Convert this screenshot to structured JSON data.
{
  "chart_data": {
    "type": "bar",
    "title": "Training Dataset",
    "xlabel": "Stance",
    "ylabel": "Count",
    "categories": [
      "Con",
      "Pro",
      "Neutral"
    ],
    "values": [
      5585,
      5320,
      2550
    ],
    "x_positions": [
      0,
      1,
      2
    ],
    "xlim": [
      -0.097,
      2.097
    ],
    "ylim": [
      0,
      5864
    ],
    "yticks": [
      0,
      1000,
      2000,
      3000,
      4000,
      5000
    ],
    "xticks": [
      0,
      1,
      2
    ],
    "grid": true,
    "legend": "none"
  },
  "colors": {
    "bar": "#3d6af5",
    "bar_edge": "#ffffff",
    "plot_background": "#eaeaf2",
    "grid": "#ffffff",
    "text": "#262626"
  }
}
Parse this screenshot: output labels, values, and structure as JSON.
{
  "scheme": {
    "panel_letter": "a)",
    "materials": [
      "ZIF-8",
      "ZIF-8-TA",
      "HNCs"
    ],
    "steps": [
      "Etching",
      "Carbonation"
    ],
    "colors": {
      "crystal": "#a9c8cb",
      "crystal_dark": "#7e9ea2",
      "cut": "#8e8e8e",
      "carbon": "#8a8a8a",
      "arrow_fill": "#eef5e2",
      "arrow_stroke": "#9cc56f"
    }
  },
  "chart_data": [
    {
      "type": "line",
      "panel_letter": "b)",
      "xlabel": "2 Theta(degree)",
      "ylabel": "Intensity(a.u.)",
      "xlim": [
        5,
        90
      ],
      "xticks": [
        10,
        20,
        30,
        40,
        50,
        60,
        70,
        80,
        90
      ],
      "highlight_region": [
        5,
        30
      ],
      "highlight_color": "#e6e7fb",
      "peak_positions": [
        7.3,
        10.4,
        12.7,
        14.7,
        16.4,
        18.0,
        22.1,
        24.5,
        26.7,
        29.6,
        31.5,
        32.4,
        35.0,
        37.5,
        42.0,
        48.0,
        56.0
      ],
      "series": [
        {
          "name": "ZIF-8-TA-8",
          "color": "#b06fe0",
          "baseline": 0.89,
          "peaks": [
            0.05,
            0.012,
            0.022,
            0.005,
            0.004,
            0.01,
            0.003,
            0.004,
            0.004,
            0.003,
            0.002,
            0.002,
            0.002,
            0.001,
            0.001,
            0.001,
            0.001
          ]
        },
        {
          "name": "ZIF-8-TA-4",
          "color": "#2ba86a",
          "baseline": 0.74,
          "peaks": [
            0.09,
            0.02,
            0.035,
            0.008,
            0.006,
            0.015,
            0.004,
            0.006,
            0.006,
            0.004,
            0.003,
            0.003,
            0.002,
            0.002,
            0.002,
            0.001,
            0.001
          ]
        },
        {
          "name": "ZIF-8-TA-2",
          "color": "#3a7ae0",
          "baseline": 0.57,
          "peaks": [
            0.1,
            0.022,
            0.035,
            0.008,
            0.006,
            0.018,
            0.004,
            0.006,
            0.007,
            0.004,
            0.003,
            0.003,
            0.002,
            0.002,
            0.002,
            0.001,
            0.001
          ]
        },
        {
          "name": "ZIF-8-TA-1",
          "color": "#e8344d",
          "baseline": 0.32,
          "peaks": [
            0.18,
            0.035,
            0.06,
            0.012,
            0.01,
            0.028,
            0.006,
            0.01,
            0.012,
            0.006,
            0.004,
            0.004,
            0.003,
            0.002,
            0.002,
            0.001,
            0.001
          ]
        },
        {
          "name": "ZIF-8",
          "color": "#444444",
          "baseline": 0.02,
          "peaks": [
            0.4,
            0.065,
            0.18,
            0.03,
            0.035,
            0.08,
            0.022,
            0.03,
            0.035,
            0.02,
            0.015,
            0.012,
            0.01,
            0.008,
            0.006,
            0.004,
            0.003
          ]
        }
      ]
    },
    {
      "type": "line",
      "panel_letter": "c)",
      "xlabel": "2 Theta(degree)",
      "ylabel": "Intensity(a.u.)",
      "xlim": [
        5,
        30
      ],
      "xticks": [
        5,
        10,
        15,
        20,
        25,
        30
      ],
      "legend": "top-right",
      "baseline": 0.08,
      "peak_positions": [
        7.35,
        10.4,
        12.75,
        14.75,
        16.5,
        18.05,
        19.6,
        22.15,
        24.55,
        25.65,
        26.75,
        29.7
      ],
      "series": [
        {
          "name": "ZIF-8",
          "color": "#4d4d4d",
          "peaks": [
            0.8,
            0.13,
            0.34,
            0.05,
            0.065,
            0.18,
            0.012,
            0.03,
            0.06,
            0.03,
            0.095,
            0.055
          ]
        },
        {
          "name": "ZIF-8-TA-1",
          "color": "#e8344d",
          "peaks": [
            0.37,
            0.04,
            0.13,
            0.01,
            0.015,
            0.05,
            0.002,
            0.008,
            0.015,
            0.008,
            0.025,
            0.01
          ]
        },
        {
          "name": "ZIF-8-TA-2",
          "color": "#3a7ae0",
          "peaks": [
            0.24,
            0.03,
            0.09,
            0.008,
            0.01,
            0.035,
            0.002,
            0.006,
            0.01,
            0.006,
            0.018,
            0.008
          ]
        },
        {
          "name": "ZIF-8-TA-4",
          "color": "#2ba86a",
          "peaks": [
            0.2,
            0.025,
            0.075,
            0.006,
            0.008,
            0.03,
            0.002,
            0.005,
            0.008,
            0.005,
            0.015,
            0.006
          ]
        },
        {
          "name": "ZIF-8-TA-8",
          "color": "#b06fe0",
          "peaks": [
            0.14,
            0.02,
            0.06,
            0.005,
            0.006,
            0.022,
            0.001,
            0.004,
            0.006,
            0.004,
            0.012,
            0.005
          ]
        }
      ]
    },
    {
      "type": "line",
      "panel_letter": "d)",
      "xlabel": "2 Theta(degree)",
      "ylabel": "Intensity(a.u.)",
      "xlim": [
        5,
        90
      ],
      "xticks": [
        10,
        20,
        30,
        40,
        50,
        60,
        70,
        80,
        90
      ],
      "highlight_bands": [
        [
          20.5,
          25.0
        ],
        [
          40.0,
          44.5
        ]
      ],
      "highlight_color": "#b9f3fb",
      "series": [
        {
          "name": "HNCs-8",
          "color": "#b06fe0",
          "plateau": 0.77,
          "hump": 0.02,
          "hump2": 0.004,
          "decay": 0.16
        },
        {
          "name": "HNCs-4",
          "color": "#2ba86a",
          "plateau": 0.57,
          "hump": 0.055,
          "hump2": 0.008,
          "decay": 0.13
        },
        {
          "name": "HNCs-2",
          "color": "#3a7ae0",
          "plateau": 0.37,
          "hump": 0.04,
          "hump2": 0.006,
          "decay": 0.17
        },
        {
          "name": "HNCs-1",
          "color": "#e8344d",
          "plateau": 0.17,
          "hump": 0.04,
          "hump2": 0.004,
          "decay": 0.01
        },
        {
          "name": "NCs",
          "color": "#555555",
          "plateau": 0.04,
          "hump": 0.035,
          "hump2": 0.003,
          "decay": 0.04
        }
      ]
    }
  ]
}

#### Given instruction
The entries above must be returned exactly.

#### Written solution
Convert this screenshot to structured JSON data.
{
  "chart_data": {
    "type": "bar",
    "title": "Training Dataset",
    "xlabel": "Stance",
    "ylabel": "Count",
    "categories": [
      "Con",
      "Pro",
      "Neutral"
    ],
    "values": [
      5585,
      5320,
      2550
    ],
    "x_positions": [
      0,
      1,
      2
    ],
    "xlim": [
      -0.097,
      2.097
    ],
    "ylim": [
      0,
      5864
    ],
    "yticks": [
      0,
      1000,
      2000,
      3000,
      4000,
      5000
    ],
    "xticks": [
      0,
      1,
      2
    ],
    "grid": true,
    "legend": "none"
  },
  "colors": {
    "bar": "#3d6af5",
    "bar_edge": "#ffffff",
    "plot_background": "#eaeaf2",
    "grid": "#ffffff",
    "text": "#262626"
  }
}
Parse this screenshot: output labels, values, and structure as JSON.
{
  "scheme": {
    "panel_letter": "a)",
    "materials": [
      "ZIF-8",
      "ZIF-8-TA",
      "HNCs"
    ],
    "steps": [
      "Etching",
      "Carbonation"
    ],
    "colors": {
      "crystal": "#a9c8cb",
      "crystal_dark": "#7e9ea2",
      "cut": "#8e8e8e",
      "carbon": "#8a8a8a",
      "arrow_fill": "#eef5e2",
      "arrow_stroke": "#9cc56f"
    }
  },
  "chart_data": [
    {
      "type": "line",
      "panel_letter": "b)",
      "xlabel": "2 Theta(degree)",
      "ylabel": "Intensity(a.u.)",
      "xlim": [
        5,
        90
      ],
      "xticks": [
        10,
        20,
        30,
        40,
        50,
        60,
        70,
        80,
        90
      ],
      "highlight_region": [
        5,
        30
      ],
      "highlight_color": "#e6e7fb",
      "peak_positions": [
        7.3,
        10.4,
        12.7,
        14.7,
        16.4,
        18.0,
        22.1,
        24.5,
        26.7,
        29.6,
        31.5,
        32.4,
        35.0,
        37.5,
        42.0,
        48.0,
        56.0
      ],
      "series": [
        {
          "name": "ZIF-8-TA-8",
          "color": "#b06fe0",
          "baseline": 0.89,
          "peaks": [
            0.05,
            0.012,
            0.022,
            0.005,
            0.004,
            0.01,
            0.003,
            0.004,
            0.004,
            0.003,
            0.002,
            0.002,
            0.002,
            0.001,
            0.001,
            0.001,
            0.001
          ]
        },
        {
          "name": "ZIF-8-TA-4",
          "color": "#2ba86a",
          "baseline": 0.74,
          "peaks": [
            0.09,
            0.02,
            0.035,
            0.008,
            0.006,
            0.015,
            0.004,
            0.006,
            0.006,
            0.004,
            0.003,
            0.003,
            0.002,
            0.002,
            0.002,
            0.001,
            0.001
          ]
        },
        {
          "name": "ZIF-8-TA-2",
          "color": "#3a7ae0",
          "baseline": 0.57,
          "peaks": [
            0.1,
            0.022,
            0.035,
            0.008,
            0.006,
            0.018,
            0.004,
            0.006,
            0.007,
            0.004,
            0.003,
            0.003,
            0.002,
            0.002,
            0.002,
            0.001,
            0.001
          ]
        },
        {
          "name": "ZIF-8-TA-1",
          "color": "#e8344d",
          "baseline": 0.32,
          "peaks": [
            0.18,
            0.035,
            0.06,
            0.012,
            0.01,
            0.028,
            0.006,
            0.01,
            0.012,
            0.006,
            0.004,
            0.004,
            0.003,
            0.002,
            0.002,
            0.001,
            0.001
          ]
        },
        {
          "name": "ZIF-8",
          "color": "#444444",
          "baseline": 0.02,
          "peaks": [
            0.4,
            0.065,
            0.18,
            0.03,
            0.035,
            0.08,
            0.022,
            0.03,
            0.035,
            0.02,
            0.015,
            0.012,
            0.01,
            0.008,
            0.006,
            0.004,
            0.003
          ]
        }
      ]
    },
    {
      "type": "line",
      "panel_letter": "c)",
      "xlabel": "2 Theta(degree)",
      "ylabel": "Intensity(a.u.)",
      "xlim": [
        5,
        30
      ],
      "xticks": [
        5,
        10,
        15,
        20,
        25,
        30
      ],
      "legend": "top-right",
      "baseline": 0.08,
      "peak_positions": [
        7.35,
        10.4,
        12.75,
        14.75,
        16.5,
        18.05,
        19.6,
        22.15,
        24.55,
        25.65,
        26.75,
        29.7
      ],
      "series": [
        {
          "name": "ZIF-8",
          "color": "#4d4d4d",
          "peaks": [
            0.8,
            0.13,
            0.34,
            0.05,
            0.065,
            0.18,
            0.012,
            0.03,
            0.06,
            0.03,
            0.095,
            0.055
          ]
        },
        {
          "name": "ZIF-8-TA-1",
          "color": "#e8344d",
          "peaks": [
            0.37,
            0.04,
            0.13,
            0.01,
            0.015,
            0.05,
            0.002,
            0.008,
            0.015,
            0.008,
            0.025,
            0.01
          ]
        },
        {
          "name": "ZIF-8-TA-2",
          "color": "#3a7ae0",
          "peaks": [
            0.24,
            0.03,
            0.09,
            0.008,
            0.01,
            0.035,
            0.002,
            0.006,
            0.01,
            0.006,
            0.018,
            0.008
          ]
        },
        {
          "name": "ZIF-8-TA-4",
          "color": "#2ba86a",
          "peaks": [
            0.2,
            0.025,
            0.075,
            0.006,
            0.008,
            0.03,
            0.002,
            0.005,
            0.008,
            0.005,
            0.015,
            0.006
          ]
        },
        {
          "name": "ZIF-8-TA-8",
          "color": "#b06fe0",
          "peaks": [
            0.14,
            0.02,
            0.06,
            0.005,
            0.006,
            0.022,
            0.001,
            0.004,
            0.006,
            0.004,
            0.012,
            0.005
          ]
        }
      ]
    },
    {
      "type": "line",
      "panel_letter": "d)",
      "xlabel": "2 Theta(degree)",
      "ylabel": "Intensity(a.u.)",
      "xlim": [
        5,
        90
      ],
      "xticks": [
        10,
        20,
        30,
        40,
        50,
        60,
        70,
        80,
        90
      ],
      "highlight_bands": [
        [
          20.5,
          25.0
        ],
        [
          40.0,
          44.5
        ]
      ],
      "highlight_color": "#b9f3fb",
      "series": [
        {
          "name": "HNCs-8",
          "color": "#b06fe0",
          "plateau": 0.77,
          "hump": 0.02,
          "hump2": 0.004,
          "decay": 0.16
        },
        {
          "name": "HNCs-4",
          "color": "#2ba86a",
          "plateau": 0.57,
          "hump": 0.055,
          "hump2": 0.008,
          "decay": 0.13
        },
        {
          "name": "HNCs-2",
          "color": "#3a7ae0",
          "plateau": 0.37,
          "hump": 0.04,
          "hump2": 0.006,
          "decay": 0.17
        },
        {
          "name": "HNCs-1",
          "color": "#e8344d",
          "plateau": 0.17,
          "hump": 0.04,
          "hump2": 0.004,
          "decay": 0.01
        },
        {
          "name": "NCs",
          "color": "#555555",
          "plateau": 0.04,
          "hump": 0.035,
          "hump2": 0.003,
          "decay": 0.04
        }
      ]
    }
  ]
}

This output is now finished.